PROBLEM TO SOLVE: Read the records below. Copy each line where the string "ground" occurs.

___ PROVIDED RECORDS

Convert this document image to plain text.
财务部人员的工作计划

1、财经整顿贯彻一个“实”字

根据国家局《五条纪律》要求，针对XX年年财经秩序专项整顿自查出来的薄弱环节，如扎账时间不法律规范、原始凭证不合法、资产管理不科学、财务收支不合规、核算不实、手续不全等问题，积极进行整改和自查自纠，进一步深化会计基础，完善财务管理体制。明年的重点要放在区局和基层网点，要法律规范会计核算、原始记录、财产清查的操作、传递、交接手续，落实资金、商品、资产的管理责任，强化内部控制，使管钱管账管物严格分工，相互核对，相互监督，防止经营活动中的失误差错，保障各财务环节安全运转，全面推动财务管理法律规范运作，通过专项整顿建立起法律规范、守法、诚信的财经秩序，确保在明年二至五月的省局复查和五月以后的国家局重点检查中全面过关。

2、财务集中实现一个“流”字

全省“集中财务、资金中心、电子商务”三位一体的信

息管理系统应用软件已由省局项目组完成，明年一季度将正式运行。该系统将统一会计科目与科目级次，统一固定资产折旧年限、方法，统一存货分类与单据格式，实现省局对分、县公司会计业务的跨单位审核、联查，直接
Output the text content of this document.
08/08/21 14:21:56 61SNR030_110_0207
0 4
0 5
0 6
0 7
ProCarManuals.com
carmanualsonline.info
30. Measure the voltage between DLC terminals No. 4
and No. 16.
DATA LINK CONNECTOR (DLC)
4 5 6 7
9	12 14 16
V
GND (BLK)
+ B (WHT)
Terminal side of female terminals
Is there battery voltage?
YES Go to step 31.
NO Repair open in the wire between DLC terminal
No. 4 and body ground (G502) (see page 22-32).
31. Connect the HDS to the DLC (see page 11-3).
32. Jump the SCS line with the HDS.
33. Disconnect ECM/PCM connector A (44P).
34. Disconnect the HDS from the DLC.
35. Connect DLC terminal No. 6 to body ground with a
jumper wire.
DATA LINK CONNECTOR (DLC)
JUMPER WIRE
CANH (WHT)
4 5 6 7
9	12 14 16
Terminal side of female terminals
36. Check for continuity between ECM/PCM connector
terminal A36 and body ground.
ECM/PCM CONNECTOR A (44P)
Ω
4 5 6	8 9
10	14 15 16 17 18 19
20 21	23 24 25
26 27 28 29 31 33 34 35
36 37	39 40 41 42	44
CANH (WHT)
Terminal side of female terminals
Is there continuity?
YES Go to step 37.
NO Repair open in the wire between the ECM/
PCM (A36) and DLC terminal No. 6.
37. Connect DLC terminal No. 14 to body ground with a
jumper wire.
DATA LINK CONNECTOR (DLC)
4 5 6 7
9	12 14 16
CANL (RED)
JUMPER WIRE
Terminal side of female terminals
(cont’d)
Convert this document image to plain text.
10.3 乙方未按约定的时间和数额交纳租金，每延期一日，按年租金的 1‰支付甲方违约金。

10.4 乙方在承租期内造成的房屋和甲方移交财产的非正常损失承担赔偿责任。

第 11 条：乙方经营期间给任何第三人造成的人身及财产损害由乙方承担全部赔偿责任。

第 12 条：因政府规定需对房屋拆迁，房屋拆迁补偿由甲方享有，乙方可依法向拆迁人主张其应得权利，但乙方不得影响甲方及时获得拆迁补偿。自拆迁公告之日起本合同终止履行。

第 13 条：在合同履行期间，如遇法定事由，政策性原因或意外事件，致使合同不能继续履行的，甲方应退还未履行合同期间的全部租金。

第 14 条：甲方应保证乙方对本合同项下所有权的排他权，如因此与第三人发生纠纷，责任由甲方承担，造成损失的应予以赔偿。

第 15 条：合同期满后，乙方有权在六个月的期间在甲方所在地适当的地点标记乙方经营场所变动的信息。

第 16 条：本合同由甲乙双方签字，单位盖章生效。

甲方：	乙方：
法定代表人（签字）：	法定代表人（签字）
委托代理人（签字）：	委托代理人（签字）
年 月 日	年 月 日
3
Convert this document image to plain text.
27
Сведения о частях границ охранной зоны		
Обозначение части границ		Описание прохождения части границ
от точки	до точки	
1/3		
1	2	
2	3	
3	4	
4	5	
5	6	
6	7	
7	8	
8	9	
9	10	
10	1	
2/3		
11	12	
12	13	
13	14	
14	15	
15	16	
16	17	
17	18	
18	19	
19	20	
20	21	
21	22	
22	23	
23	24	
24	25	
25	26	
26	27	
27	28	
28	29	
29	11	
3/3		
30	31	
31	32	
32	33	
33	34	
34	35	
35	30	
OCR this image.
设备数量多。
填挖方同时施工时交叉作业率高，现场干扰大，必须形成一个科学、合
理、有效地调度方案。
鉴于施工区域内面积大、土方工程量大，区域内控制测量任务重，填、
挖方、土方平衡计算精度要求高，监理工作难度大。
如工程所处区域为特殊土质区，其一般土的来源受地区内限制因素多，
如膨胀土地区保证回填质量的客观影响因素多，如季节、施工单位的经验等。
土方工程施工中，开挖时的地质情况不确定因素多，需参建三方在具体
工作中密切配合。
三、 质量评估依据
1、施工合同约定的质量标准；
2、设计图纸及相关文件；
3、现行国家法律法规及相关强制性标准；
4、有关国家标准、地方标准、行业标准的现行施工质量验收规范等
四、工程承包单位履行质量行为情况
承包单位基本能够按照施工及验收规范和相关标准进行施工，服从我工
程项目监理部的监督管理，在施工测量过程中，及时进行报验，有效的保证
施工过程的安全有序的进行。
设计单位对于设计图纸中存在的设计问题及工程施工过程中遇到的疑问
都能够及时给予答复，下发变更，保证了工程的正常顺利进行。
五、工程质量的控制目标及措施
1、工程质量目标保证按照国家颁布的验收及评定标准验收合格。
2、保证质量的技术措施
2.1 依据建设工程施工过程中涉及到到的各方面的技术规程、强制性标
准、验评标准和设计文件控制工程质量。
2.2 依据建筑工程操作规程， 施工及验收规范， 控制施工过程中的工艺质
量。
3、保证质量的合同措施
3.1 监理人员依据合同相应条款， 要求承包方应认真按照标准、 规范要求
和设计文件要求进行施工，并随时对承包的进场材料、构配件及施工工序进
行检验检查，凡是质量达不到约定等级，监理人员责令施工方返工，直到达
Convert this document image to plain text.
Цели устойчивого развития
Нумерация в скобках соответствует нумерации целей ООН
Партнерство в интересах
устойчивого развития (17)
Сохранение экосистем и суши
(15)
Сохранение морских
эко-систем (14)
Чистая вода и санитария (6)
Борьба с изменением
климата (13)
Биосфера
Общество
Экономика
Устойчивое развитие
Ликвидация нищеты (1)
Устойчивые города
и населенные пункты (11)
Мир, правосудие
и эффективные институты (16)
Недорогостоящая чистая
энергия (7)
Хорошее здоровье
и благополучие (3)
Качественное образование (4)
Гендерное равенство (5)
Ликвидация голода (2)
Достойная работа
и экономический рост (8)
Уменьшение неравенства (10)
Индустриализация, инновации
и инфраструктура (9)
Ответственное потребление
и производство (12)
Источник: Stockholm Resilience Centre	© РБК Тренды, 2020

______

WRITTEN ANSWER:
No. 4 and body ground (G502) (see page 22-32).
35. Connect DLC terminal No. 6 to body ground with a
terminal A36 and body ground.
37. Connect DLC terminal No. 14 to body ground with a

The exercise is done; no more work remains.